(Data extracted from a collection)
******

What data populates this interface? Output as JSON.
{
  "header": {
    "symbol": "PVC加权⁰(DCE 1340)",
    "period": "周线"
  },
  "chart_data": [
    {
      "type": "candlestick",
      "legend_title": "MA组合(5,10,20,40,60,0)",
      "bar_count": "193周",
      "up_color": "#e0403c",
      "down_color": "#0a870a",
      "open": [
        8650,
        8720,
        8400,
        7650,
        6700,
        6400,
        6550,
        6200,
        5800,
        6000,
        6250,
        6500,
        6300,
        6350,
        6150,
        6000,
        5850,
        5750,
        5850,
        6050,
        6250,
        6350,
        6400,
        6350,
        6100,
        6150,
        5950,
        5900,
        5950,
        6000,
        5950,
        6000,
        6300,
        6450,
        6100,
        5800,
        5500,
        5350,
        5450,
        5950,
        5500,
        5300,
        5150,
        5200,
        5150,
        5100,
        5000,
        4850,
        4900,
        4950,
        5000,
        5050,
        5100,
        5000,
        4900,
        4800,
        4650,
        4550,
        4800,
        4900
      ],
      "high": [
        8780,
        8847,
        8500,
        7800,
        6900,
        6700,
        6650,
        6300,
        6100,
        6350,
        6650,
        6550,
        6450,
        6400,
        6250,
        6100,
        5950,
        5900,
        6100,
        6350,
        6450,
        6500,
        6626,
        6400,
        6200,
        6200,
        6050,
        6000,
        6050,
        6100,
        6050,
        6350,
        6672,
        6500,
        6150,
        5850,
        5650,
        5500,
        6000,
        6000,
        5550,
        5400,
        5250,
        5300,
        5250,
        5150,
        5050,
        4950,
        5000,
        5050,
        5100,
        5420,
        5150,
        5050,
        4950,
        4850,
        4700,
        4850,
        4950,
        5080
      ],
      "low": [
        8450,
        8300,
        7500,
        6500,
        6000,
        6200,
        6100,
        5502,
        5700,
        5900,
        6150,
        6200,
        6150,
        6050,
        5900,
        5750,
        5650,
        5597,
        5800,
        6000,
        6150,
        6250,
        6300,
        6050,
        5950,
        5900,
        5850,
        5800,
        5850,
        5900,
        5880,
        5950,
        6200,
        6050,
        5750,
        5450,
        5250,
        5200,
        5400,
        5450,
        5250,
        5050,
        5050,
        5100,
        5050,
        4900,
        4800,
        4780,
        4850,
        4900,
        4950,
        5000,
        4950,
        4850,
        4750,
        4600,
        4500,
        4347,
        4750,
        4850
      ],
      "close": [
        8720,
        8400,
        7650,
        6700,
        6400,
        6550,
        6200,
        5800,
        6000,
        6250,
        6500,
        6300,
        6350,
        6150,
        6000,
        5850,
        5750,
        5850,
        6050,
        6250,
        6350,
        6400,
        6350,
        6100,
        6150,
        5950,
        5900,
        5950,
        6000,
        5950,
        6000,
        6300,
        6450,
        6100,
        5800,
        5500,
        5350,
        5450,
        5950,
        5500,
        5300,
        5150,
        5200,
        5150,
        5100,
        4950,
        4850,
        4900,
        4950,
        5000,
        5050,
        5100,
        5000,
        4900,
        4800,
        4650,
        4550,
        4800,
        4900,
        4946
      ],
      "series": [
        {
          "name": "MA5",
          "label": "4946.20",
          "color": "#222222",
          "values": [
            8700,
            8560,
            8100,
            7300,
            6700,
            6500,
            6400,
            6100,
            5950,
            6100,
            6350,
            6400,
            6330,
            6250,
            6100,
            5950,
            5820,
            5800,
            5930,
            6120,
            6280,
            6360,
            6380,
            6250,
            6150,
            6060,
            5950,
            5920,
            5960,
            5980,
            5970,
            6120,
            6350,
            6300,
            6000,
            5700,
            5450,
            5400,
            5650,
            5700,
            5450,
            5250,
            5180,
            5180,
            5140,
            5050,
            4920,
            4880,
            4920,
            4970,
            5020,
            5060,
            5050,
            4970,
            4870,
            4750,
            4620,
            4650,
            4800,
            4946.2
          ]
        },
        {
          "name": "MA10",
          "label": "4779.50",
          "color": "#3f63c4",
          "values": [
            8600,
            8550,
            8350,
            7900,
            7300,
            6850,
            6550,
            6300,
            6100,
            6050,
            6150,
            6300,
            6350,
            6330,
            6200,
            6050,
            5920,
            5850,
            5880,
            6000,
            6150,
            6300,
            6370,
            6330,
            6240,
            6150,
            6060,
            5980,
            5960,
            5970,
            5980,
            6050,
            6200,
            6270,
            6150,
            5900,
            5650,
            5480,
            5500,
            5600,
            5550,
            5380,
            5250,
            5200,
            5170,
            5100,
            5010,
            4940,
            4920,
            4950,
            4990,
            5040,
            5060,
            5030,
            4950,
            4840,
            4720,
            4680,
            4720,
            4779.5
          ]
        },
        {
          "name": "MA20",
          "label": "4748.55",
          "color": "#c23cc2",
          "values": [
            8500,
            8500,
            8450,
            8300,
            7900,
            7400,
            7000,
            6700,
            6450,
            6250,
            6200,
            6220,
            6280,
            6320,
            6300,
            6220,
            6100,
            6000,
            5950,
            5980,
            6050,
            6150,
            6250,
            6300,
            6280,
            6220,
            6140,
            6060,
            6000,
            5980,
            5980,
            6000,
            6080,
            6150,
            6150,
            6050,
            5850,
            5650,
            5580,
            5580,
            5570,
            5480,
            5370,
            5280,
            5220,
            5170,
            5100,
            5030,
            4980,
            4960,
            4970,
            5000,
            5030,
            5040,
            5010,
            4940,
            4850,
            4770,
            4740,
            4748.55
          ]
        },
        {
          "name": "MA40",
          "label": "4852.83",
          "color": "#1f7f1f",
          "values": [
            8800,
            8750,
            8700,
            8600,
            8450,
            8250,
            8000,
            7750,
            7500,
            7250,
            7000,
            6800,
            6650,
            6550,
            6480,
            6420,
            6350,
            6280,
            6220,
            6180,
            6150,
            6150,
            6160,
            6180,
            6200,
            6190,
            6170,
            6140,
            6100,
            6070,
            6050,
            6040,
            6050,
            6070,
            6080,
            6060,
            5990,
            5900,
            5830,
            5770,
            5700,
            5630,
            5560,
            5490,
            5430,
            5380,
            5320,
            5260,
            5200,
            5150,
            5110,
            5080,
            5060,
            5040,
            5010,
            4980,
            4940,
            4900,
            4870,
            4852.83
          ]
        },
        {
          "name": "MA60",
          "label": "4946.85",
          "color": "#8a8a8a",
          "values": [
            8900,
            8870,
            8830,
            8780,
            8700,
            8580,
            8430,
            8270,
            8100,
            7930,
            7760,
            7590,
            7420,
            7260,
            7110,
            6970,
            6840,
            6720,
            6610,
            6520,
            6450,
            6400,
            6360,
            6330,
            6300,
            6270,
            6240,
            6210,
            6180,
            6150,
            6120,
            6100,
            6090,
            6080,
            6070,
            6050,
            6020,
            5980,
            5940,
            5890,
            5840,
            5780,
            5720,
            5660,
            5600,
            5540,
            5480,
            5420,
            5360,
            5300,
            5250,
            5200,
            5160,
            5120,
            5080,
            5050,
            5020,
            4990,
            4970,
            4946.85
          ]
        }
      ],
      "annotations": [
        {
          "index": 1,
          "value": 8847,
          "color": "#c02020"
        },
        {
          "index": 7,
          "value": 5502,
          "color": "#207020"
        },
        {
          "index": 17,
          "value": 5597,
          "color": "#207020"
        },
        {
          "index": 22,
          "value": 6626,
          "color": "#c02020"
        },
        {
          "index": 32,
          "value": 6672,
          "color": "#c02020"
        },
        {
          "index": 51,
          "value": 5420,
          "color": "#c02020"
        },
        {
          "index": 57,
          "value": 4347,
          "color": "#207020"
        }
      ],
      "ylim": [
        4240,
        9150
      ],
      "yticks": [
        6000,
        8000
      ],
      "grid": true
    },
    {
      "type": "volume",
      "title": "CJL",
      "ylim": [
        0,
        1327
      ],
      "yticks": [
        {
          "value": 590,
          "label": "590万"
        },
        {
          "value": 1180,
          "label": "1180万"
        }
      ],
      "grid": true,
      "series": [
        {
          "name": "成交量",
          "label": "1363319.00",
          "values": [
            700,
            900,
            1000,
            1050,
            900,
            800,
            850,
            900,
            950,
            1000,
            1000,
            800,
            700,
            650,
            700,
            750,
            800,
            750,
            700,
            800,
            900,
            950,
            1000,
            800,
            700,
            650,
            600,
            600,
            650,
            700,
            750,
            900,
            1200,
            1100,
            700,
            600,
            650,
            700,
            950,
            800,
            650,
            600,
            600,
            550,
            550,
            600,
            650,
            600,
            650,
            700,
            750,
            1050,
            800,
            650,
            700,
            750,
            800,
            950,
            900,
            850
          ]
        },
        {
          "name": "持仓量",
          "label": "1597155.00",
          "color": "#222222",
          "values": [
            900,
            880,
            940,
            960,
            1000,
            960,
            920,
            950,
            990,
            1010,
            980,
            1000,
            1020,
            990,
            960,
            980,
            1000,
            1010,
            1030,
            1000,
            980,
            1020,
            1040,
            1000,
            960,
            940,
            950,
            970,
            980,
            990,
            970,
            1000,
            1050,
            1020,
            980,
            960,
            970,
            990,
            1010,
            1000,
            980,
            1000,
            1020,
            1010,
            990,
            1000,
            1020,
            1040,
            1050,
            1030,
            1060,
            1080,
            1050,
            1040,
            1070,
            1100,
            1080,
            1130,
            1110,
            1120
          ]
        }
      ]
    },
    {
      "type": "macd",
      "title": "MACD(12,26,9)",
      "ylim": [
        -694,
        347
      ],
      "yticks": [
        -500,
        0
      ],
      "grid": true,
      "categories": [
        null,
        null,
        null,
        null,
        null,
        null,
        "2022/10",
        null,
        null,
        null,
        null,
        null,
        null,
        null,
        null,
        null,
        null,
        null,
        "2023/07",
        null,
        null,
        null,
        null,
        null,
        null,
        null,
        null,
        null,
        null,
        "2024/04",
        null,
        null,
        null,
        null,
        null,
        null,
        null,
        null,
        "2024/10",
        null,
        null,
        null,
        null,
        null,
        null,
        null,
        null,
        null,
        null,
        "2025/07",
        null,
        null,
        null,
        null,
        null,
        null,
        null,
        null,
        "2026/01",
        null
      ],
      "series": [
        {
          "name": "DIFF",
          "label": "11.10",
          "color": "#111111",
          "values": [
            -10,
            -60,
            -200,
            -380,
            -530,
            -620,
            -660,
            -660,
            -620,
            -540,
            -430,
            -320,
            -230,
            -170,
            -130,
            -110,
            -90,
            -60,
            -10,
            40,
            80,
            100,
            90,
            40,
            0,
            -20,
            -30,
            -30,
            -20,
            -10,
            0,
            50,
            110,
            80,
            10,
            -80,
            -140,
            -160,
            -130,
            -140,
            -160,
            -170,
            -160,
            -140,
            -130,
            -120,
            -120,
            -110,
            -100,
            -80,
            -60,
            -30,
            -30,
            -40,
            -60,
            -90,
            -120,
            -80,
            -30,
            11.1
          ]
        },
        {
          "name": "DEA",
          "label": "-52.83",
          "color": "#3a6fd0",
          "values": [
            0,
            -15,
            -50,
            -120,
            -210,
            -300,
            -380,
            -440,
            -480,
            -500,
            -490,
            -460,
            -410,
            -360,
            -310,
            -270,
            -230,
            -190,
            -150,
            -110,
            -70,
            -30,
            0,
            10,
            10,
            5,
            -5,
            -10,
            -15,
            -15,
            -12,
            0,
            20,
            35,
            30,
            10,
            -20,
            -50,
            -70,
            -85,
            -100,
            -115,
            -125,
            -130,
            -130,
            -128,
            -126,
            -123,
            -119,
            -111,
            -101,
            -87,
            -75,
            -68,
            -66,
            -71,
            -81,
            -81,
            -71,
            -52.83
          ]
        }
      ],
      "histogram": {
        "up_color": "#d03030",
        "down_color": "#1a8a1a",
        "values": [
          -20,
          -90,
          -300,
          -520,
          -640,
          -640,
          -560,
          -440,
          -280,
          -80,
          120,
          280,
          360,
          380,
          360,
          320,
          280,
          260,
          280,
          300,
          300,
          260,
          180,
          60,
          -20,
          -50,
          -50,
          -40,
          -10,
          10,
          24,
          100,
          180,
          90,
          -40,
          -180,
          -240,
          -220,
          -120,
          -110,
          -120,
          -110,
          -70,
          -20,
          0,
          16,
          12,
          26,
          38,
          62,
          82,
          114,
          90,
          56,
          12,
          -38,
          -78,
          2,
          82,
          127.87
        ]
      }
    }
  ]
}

******

- [PROBLEM DETAILS]: Your answer should be a single number: the count of lines containing the word "label".

- [EXERCISE OUTPUT]: 11